→ **GIVEN EXERCISE**
Go through the records underneath and write each one out again exactly.

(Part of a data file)
________________________________________

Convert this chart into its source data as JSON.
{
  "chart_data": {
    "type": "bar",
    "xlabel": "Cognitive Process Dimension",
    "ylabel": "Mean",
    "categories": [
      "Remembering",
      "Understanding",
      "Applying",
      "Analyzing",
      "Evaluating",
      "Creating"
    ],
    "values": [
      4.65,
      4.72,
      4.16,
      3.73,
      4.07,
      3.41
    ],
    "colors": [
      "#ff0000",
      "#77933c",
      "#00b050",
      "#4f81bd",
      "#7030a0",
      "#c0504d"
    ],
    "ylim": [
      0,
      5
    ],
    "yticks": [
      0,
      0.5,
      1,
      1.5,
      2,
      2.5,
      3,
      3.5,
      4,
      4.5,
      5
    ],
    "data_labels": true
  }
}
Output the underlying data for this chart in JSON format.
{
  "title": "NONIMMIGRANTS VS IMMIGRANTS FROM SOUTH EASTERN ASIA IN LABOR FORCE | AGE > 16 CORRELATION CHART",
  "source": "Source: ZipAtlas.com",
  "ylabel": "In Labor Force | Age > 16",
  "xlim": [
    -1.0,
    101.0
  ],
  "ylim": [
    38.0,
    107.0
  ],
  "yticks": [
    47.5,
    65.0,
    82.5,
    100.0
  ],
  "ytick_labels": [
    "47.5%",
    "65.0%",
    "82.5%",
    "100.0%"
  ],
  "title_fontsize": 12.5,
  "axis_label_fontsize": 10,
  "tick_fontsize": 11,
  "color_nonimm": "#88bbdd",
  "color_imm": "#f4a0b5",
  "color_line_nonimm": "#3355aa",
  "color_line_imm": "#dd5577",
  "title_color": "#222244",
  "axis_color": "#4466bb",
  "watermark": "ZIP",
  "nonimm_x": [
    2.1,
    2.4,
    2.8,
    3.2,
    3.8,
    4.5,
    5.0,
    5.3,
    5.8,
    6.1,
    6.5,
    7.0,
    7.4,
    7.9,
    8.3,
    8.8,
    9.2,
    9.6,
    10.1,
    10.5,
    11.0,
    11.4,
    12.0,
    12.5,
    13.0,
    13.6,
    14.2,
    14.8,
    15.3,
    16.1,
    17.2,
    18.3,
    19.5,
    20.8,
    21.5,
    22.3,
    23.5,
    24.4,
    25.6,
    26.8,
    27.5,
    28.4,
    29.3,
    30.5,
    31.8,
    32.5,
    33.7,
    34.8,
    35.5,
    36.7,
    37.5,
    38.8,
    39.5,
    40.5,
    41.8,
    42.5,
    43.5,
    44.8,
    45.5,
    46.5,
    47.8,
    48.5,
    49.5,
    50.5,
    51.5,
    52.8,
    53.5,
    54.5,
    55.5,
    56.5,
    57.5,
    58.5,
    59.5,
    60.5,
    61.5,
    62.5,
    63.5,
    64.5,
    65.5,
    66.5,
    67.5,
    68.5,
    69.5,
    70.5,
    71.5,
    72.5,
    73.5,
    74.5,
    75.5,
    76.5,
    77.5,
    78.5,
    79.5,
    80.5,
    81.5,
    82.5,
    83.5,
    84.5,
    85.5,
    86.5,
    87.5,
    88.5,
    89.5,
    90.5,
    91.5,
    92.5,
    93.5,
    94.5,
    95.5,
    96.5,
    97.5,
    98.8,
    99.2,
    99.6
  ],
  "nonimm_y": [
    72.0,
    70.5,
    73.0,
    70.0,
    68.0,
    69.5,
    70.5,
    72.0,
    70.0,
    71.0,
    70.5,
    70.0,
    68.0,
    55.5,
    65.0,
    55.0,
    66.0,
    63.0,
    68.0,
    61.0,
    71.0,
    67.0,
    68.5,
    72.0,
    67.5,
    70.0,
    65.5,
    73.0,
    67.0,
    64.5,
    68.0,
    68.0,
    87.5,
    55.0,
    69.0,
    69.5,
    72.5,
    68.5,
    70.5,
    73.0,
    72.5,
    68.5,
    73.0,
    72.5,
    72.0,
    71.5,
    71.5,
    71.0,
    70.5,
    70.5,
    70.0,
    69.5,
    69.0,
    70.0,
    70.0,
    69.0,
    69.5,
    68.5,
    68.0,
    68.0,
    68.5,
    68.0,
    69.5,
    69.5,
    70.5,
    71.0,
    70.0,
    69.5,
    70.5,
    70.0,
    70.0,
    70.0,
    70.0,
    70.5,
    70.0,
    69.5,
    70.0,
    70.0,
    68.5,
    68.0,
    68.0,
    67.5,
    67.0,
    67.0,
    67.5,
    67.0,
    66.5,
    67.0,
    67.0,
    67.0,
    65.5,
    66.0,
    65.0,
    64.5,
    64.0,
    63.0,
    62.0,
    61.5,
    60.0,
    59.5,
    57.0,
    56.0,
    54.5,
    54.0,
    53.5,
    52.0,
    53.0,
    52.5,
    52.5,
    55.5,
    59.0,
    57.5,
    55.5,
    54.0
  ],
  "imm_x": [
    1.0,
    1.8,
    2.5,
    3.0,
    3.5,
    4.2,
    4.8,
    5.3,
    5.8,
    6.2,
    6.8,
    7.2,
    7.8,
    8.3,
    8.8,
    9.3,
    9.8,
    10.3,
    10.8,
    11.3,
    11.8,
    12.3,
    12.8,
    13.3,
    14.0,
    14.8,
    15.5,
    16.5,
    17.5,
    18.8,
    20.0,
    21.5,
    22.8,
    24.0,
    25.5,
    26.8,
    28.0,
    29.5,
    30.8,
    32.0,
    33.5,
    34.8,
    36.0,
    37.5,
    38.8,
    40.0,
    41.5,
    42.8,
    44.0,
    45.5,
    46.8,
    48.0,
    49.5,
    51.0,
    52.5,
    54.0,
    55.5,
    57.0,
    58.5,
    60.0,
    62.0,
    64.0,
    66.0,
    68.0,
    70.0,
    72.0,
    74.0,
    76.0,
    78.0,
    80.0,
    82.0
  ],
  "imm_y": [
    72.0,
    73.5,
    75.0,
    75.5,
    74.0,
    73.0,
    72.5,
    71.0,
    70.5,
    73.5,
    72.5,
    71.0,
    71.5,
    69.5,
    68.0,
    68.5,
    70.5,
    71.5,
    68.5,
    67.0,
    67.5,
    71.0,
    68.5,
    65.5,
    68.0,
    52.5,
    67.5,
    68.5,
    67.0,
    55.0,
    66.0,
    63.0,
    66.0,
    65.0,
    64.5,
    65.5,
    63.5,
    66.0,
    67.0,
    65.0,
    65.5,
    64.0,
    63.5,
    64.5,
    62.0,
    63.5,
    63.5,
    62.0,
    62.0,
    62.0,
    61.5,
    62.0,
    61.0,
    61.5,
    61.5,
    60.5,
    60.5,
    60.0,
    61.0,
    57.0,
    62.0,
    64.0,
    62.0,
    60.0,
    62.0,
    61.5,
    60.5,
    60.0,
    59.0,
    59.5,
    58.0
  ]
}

________________________________________

→ **RESULT**
Convert this chart into its source data as JSON.
{
  "chart_data": {
    "type": "bar",
    "xlabel": "Cognitive Process Dimension",
    "ylabel": "Mean",
    "categories": [
      "Remembering",
      "Understanding",
      "Applying",
      "Analyzing",
      "Evaluating",
      "Creating"
    ],
    "values": [
      4.65,
      4.72,
      4.16,
      3.73,
      4.07,
      3.41
    ],
    "colors": [
      "#ff0000",
      "#77933c",
      "#00b050",
      "#4f81bd",
      "#7030a0",
      "#c0504d"
    ],
    "ylim": [
      0,
      5
    ],
    "yticks": [
      0,
      0.5,
      1,
      1.5,
      2,
      2.5,
      3,
      3.5,
      4,
      4.5,
      5
    ],
    "data_labels": true
  }
}
Output the underlying data for this chart in JSON format.
{
  "title": "NONIMMIGRANTS VS IMMIGRANTS FROM SOUTH EASTERN ASIA IN LABOR FORCE | AGE > 16 CORRELATION CHART",
  "source": "Source: ZipAtlas.com",
  "ylabel": "In Labor Force | Age > 16",
  "xlim": [
    -1.0,
    101.0
  ],
  "ylim": [
    38.0,
    107.0
  ],
  "yticks": [
    47.5,
    65.0,
    82.5,
    100.0
  ],
  "ytick_labels": [
    "47.5%",
    "65.0%",
    "82.5%",
    "100.0%"
  ],
  "title_fontsize": 12.5,
  "axis_label_fontsize": 10,
  "tick_fontsize": 11,
  "color_nonimm": "#88bbdd",
  "color_imm": "#f4a0b5",
  "color_line_nonimm": "#3355aa",
  "color_line_imm": "#dd5577",
  "title_color": "#222244",
  "axis_color": "#4466bb",
  "watermark": "ZIP",
  "nonimm_x": [
    2.1,
    2.4,
    2.8,
    3.2,
    3.8,
    4.5,
    5.0,
    5.3,
    5.8,
    6.1,
    6.5,
    7.0,
    7.4,
    7.9,
    8.3,
    8.8,
    9.2,
    9.6,
    10.1,
    10.5,
    11.0,
    11.4,
    12.0,
    12.5,
    13.0,
    13.6,
    14.2,
    14.8,
    15.3,
    16.1,
    17.2,
    18.3,
    19.5,
    20.8,
    21.5,
    22.3,
    23.5,
    24.4,
    25.6,
    26.8,
    27.5,
    28.4,
    29.3,
    30.5,
    31.8,
    32.5,
    33.7,
    34.8,
    35.5,
    36.7,
    37.5,
    38.8,
    39.5,
    40.5,
    41.8,
    42.5,
    43.5,
    44.8,
    45.5,
    46.5,
    47.8,
    48.5,
    49.5,
    50.5,
    51.5,
    52.8,
    53.5,
    54.5,
    55.5,
    56.5,
    57.5,
    58.5,
    59.5,
    60.5,
    61.5,
    62.5,
    63.5,
    64.5,
    65.5,
    66.5,
    67.5,
    68.5,
    69.5,
    70.5,
    71.5,
    72.5,
    73.5,
    74.5,
    75.5,
    76.5,
    77.5,
    78.5,
    79.5,
    80.5,
    81.5,
    82.5,
    83.5,
    84.5,
    85.5,
    86.5,
    87.5,
    88.5,
    89.5,
    90.5,
    91.5,
    92.5,
    93.5,
    94.5,
    95.5,
    96.5,
    97.5,
    98.8,
    99.2,
    99.6
  ],
  "nonimm_y": [
    72.0,
    70.5,
    73.0,
    70.0,
    68.0,
    69.5,
    70.5,
    72.0,
    70.0,
    71.0,
    70.5,
    70.0,
    68.0,
    55.5,
    65.0,
    55.0,
    66.0,
    63.0,
    68.0,
    61.0,
    71.0,
    67.0,
    68.5,
    72.0,
    67.5,
    70.0,
    65.5,
    73.0,
    67.0,
    64.5,
    68.0,
    68.0,
    87.5,
    55.0,
    69.0,
    69.5,
    72.5,
    68.5,
    70.5,
    73.0,
    72.5,
    68.5,
    73.0,
    72.5,
    72.0,
    71.5,
    71.5,
    71.0,
    70.5,
    70.5,
    70.0,
    69.5,
    69.0,
    70.0,
    70.0,
    69.0,
    69.5,
    68.5,
    68.0,
    68.0,
    68.5,
    68.0,
    69.5,
    69.5,
    70.5,
    71.0,
    70.0,
    69.5,
    70.5,
    70.0,
    70.0,
    70.0,
    70.0,
    70.5,
    70.0,
    69.5,
    70.0,
    70.0,
    68.5,
    68.0,
    68.0,
    67.5,
    67.0,
    67.0,
    67.5,
    67.0,
    66.5,
    67.0,
    67.0,
    67.0,
    65.5,
    66.0,
    65.0,
    64.5,
    64.0,
    63.0,
    62.0,
    61.5,
    60.0,
    59.5,
    57.0,
    56.0,
    54.5,
    54.0,
    53.5,
    52.0,
    53.0,
    52.5,
    52.5,
    55.5,
    59.0,
    57.5,
    55.5,
    54.0
  ],
  "imm_x": [
    1.0,
    1.8,
    2.5,
    3.0,
    3.5,
    4.2,
    4.8,
    5.3,
    5.8,
    6.2,
    6.8,
    7.2,
    7.8,
    8.3,
    8.8,
    9.3,
    9.8,
    10.3,
    10.8,
    11.3,
    11.8,
    12.3,
    12.8,
    13.3,
    14.0,
    14.8,
    15.5,
    16.5,
    17.5,
    18.8,
    20.0,
    21.5,
    22.8,
    24.0,
    25.5,
    26.8,
    28.0,
    29.5,
    30.8,
    32.0,
    33.5,
    34.8,
    36.0,
    37.5,
    38.8,
    40.0,
    41.5,
    42.8,
    44.0,
    45.5,
    46.8,
    48.0,
    49.5,
    51.0,
    52.5,
    54.0,
    55.5,
    57.0,
    58.5,
    60.0,
    62.0,
    64.0,
    66.0,
    68.0,
    70.0,
    72.0,
    74.0,
    76.0,
    78.0,
    80.0,
    82.0
  ],
  "imm_y": [
    72.0,
    73.5,
    75.0,
    75.5,
    74.0,
    73.0,
    72.5,
    71.0,
    70.5,
    73.5,
    72.5,
    71.0,
    71.5,
    69.5,
    68.0,
    68.5,
    70.5,
    71.5,
    68.5,
    67.0,
    67.5,
    71.0,
    68.5,
    65.5,
    68.0,
    52.5,
    67.5,
    68.5,
    67.0,
    55.0,
    66.0,
    63.0,
    66.0,
    65.0,
    64.5,
    65.5,
    63.5,
    66.0,
    67.0,
    65.0,
    65.5,
    64.0,
    63.5,
    64.5,
    62.0,
    63.5,
    63.5,
    62.0,
    62.0,
    62.0,
    61.5,
    62.0,
    61.0,
    61.5,
    61.5,
    60.5,
    60.5,
    60.0,
    61.0,
    57.0,
    62.0,
    64.0,
    62.0,
    60.0,
    62.0,
    61.5,
    60.5,
    60.0,
    59.0,
    59.5,
    58.0
  ]
}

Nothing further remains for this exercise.